■ Task directions: Pick out each line below containing "Month".

........

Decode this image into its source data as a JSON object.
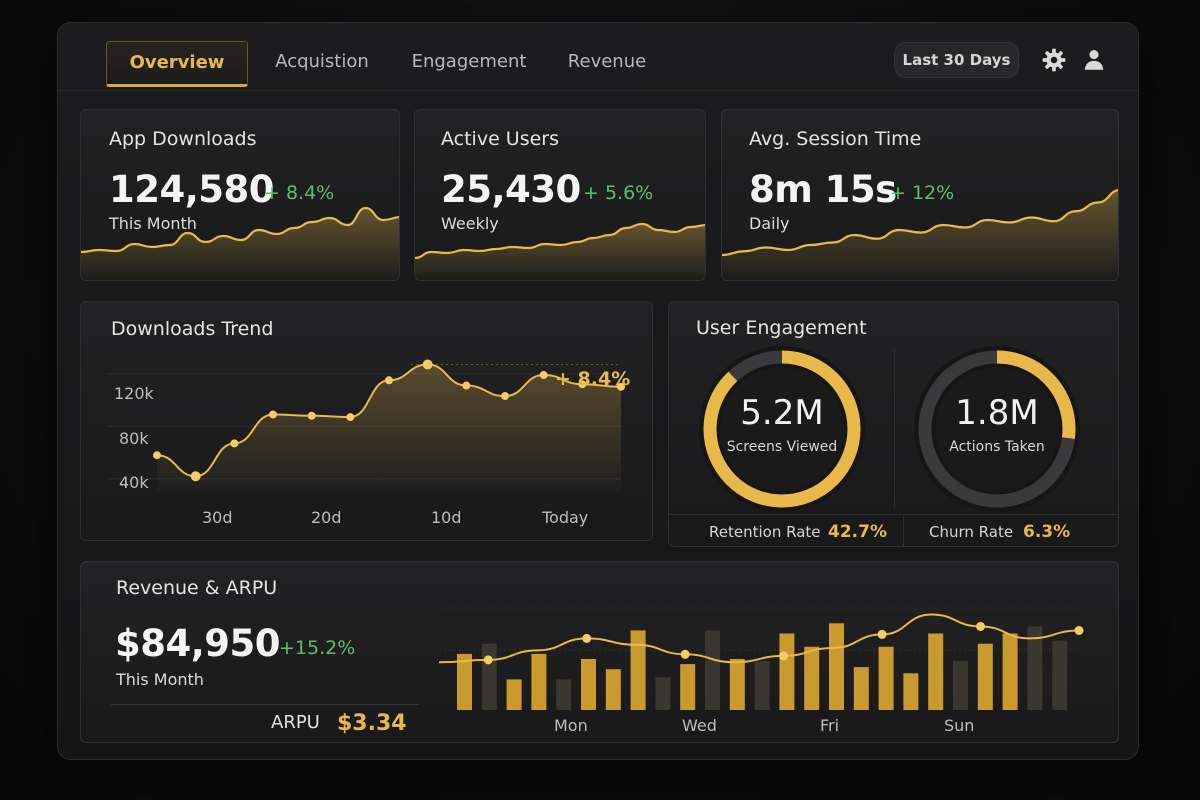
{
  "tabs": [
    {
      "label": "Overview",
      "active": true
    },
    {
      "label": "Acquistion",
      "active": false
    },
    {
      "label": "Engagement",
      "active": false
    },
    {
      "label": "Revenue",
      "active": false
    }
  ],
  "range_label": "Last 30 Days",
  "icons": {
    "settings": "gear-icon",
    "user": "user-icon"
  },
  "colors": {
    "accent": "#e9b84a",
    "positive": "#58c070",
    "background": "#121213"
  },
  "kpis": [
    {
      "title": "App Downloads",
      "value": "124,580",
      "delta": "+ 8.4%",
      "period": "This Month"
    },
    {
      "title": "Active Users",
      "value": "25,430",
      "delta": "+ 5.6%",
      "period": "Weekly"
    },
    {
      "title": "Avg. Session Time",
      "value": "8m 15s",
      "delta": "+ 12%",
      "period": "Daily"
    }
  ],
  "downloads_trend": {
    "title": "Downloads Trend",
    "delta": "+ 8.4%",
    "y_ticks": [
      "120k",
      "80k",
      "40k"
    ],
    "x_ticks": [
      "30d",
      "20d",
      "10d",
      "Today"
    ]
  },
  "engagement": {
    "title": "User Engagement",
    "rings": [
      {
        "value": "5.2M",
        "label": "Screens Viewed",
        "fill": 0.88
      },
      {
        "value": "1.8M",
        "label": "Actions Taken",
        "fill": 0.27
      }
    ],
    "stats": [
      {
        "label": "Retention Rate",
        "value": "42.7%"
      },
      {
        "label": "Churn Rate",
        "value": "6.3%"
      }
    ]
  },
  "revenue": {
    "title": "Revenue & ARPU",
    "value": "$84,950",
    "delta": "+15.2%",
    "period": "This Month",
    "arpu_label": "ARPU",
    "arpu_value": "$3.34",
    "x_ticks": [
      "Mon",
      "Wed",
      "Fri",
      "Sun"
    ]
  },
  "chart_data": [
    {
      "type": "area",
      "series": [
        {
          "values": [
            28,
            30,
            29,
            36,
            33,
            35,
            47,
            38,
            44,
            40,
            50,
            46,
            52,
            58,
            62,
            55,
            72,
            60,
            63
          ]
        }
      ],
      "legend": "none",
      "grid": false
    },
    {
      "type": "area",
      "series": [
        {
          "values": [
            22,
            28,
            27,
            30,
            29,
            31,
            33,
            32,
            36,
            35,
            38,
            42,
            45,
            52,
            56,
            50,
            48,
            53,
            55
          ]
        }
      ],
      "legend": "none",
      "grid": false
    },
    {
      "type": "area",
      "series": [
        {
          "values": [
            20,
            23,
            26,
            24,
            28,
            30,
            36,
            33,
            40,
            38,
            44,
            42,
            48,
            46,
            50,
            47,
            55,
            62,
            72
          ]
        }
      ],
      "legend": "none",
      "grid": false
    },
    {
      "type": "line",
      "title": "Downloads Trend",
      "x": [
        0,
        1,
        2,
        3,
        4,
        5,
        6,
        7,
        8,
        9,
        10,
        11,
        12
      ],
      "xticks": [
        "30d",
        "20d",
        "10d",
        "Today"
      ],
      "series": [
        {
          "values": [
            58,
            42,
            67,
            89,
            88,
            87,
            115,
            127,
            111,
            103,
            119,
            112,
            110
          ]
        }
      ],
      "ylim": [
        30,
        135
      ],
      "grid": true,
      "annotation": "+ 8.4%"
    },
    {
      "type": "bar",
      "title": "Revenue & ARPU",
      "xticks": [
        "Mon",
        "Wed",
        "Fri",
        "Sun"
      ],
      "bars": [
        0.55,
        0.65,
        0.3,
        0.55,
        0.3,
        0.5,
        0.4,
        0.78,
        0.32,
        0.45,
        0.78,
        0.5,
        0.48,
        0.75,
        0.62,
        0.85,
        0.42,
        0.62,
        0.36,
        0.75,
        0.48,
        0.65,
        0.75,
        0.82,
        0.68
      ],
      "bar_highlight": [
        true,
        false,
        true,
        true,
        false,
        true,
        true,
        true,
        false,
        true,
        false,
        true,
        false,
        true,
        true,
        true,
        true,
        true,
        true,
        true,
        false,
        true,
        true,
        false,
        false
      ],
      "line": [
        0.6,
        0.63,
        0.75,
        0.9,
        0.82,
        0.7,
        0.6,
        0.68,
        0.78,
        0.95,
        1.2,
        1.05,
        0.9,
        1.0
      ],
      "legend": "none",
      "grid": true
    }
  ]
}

........

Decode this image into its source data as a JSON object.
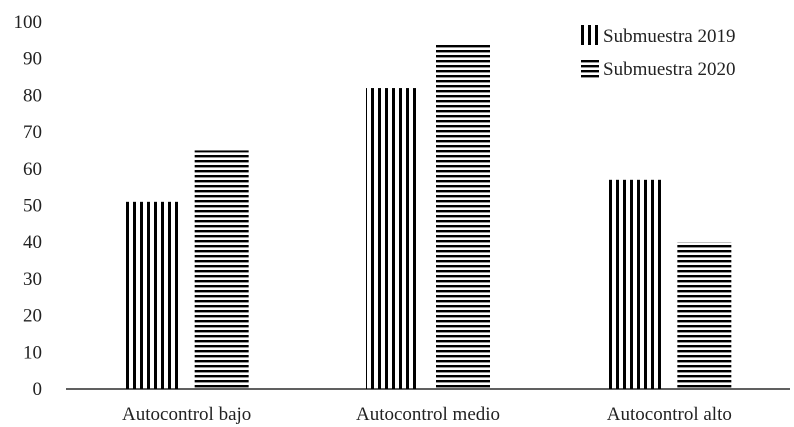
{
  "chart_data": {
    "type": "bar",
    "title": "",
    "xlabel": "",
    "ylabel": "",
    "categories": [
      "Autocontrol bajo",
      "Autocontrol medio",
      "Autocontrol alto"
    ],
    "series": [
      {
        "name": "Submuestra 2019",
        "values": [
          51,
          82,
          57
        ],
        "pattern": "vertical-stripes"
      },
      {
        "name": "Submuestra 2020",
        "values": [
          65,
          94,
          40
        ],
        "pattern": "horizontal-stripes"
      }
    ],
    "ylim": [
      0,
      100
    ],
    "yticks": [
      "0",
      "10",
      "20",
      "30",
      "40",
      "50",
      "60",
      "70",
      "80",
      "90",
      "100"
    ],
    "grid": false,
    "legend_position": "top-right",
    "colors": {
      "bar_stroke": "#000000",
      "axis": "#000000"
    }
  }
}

........

■ Solution to the exercise:
      "period": "This Month"
    "period": "This Month",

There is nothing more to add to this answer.